*Short problem*: Collect all lines below with the string "是一种自主自决的最高权威".

··· Stored data ···

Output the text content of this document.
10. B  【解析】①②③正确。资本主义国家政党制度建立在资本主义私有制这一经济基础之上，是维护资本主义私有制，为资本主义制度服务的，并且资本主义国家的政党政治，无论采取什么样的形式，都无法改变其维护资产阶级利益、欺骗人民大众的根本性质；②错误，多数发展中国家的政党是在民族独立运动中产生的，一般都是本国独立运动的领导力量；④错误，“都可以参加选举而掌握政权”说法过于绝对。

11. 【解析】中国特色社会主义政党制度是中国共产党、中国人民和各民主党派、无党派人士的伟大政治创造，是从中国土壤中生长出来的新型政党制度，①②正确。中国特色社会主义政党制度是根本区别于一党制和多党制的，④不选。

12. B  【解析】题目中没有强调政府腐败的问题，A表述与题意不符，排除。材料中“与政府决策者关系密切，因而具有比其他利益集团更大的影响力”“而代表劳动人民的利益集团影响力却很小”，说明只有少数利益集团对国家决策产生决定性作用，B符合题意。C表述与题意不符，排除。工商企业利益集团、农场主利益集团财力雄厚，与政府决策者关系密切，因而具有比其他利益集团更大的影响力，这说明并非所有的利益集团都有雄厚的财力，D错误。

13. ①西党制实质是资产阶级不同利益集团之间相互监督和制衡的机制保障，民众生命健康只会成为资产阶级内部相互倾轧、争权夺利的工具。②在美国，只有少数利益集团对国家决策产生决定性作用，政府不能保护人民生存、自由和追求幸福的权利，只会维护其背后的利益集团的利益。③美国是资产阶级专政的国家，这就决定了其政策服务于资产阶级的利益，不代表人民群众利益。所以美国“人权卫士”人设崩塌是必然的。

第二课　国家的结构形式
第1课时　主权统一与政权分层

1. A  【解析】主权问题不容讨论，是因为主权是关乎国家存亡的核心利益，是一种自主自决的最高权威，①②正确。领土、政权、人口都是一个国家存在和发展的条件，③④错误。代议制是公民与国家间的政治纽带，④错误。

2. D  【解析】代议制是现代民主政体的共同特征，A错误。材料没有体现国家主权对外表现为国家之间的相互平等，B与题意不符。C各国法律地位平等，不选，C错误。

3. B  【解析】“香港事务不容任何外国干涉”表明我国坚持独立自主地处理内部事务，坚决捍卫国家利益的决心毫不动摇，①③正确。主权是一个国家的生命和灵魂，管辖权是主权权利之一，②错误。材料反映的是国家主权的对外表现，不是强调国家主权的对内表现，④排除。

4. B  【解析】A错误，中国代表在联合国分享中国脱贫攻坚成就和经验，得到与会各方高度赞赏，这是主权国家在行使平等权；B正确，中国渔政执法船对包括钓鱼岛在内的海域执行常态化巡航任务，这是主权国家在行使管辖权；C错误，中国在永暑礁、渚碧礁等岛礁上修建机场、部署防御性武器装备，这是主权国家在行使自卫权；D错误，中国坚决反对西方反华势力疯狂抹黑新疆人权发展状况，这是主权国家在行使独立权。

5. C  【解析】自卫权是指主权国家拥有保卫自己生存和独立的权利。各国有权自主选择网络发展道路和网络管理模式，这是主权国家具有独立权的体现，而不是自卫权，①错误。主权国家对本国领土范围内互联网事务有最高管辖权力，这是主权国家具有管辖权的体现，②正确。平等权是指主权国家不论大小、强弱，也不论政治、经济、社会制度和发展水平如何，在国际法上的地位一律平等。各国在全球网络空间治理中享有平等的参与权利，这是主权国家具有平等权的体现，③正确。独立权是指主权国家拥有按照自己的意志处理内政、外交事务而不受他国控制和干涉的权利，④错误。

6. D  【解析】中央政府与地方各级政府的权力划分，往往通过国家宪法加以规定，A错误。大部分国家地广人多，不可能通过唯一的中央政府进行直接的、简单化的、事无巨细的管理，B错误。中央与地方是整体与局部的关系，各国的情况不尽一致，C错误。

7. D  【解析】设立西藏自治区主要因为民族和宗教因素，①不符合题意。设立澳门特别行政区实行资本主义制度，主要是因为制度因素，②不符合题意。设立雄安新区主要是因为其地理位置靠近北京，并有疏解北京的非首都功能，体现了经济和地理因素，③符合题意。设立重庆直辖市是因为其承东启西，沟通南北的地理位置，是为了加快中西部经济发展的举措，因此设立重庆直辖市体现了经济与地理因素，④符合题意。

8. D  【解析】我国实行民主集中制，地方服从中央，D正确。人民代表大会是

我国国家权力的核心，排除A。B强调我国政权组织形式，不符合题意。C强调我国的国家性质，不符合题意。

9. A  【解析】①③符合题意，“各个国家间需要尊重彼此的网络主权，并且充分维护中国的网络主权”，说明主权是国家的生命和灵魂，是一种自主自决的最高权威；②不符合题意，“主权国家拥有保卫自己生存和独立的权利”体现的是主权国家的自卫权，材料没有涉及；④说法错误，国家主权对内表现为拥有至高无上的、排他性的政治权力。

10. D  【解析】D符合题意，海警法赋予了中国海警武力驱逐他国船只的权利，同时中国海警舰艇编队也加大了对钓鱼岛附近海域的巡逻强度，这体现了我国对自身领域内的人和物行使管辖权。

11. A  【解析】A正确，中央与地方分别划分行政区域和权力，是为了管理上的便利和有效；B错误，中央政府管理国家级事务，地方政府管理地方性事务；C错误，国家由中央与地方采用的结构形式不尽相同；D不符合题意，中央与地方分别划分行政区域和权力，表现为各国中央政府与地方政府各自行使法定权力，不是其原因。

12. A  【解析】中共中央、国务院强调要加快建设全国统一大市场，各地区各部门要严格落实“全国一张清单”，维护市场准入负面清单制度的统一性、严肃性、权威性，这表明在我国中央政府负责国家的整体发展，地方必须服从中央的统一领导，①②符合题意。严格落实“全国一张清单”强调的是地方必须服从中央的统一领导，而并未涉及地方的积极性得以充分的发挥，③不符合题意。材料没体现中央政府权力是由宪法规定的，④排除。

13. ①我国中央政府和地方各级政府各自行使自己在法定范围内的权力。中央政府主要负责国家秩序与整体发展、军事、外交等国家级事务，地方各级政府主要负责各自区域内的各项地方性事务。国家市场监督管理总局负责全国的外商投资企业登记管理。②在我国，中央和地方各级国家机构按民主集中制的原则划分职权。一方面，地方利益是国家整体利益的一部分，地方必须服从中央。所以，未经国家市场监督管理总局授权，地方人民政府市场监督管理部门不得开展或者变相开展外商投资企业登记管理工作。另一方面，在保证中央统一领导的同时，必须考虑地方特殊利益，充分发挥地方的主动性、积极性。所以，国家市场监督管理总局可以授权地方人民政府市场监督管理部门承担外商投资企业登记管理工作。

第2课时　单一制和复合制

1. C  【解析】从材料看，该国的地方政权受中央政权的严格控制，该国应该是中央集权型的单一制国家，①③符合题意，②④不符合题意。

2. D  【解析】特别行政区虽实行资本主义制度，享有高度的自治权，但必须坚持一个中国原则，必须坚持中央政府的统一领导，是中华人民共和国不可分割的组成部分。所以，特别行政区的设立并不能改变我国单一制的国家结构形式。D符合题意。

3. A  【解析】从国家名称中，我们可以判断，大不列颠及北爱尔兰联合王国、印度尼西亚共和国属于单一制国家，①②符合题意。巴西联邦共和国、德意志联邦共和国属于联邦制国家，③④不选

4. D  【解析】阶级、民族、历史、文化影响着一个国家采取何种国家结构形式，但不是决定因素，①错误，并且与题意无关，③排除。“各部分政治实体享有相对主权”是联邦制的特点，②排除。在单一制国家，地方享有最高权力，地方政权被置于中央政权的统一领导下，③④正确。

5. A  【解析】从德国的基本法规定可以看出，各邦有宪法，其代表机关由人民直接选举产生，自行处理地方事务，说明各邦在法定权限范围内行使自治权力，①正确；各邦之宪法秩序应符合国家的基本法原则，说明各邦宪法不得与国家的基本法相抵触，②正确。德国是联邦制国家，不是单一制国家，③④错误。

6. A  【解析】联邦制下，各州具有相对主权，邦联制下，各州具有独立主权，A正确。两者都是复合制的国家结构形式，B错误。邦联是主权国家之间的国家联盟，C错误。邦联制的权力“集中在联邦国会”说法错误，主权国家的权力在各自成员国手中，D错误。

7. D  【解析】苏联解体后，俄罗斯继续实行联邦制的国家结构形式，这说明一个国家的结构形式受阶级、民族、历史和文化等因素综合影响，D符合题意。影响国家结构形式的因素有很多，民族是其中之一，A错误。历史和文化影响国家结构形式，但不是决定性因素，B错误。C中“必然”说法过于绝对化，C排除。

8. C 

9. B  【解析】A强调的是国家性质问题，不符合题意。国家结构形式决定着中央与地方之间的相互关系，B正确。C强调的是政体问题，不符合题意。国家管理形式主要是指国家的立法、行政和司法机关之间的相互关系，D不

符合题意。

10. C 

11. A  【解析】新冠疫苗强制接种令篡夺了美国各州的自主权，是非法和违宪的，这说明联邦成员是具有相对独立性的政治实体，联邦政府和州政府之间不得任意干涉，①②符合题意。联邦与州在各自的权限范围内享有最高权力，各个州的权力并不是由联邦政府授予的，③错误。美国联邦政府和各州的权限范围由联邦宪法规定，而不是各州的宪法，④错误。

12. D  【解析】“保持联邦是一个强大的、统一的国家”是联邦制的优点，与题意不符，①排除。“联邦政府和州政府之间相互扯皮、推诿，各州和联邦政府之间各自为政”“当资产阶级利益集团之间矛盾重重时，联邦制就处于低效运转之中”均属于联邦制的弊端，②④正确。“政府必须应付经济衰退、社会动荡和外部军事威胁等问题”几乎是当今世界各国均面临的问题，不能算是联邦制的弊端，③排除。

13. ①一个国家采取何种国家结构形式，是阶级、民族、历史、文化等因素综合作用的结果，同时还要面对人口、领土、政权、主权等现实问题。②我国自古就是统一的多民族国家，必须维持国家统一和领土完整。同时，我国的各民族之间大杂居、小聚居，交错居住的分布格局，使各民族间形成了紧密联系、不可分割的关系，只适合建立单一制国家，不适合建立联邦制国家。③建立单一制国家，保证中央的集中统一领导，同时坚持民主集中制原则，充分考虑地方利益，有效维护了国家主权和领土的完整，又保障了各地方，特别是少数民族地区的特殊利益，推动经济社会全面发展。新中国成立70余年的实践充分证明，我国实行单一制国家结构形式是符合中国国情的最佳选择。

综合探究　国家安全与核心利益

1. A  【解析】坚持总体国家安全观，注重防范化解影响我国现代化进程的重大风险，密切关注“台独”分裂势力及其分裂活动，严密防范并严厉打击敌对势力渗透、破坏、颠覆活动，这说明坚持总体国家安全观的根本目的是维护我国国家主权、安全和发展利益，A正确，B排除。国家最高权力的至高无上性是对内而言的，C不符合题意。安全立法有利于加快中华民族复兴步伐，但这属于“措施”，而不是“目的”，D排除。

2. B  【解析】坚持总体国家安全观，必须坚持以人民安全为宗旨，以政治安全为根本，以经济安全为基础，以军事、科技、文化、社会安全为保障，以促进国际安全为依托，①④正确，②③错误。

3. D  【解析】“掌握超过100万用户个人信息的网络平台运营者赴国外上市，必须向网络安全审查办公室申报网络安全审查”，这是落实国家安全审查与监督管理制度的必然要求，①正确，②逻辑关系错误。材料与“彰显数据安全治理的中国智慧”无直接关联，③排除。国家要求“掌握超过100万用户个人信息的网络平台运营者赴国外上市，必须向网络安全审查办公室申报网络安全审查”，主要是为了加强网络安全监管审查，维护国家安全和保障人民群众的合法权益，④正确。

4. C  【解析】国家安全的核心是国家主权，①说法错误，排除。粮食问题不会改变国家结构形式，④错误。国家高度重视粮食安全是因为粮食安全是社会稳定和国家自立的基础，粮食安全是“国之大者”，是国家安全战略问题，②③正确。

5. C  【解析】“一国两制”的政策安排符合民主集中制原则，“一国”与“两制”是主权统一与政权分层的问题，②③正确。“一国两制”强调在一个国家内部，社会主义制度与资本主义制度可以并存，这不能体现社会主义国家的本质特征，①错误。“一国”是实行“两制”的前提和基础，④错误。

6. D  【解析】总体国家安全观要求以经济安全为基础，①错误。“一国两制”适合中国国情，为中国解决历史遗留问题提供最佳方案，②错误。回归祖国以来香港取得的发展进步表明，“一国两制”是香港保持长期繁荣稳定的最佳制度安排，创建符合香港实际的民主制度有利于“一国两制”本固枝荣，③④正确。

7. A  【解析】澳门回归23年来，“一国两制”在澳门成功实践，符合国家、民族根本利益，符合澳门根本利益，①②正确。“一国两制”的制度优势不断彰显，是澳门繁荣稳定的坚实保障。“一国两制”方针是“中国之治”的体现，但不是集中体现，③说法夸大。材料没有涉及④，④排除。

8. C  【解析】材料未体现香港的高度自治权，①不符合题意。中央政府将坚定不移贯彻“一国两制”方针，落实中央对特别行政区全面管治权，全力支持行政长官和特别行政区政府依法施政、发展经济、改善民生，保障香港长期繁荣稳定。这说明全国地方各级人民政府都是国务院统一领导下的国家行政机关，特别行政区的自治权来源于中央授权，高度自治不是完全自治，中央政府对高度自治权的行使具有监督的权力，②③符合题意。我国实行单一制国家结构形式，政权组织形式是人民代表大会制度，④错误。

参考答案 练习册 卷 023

···

*Answer to this exercise*:
1. A  【解析】主权问题不容讨论，是因为主权是关乎国家存亡的核心利益，是一种自主自决的最高权威，①②正确。领土、政权、人口都是一个国家存在和发展的条件，③④错误。代议制是公民与国家间的政治纽带，④错误。
9. A  【解析】①③符合题意，“各个国家间需要尊重彼此的网络主权，并且充分维护中国的网络主权”，说明主权是国家的生命和灵魂，是一种自主自决的最高权威；②不符合题意，“主权国家拥有保卫自己生存和独立的权利”体现的是主权国家的自卫权，材料没有涉及；④说法错误，国家主权对内表现为拥有至高无上的、排他性的政治权力。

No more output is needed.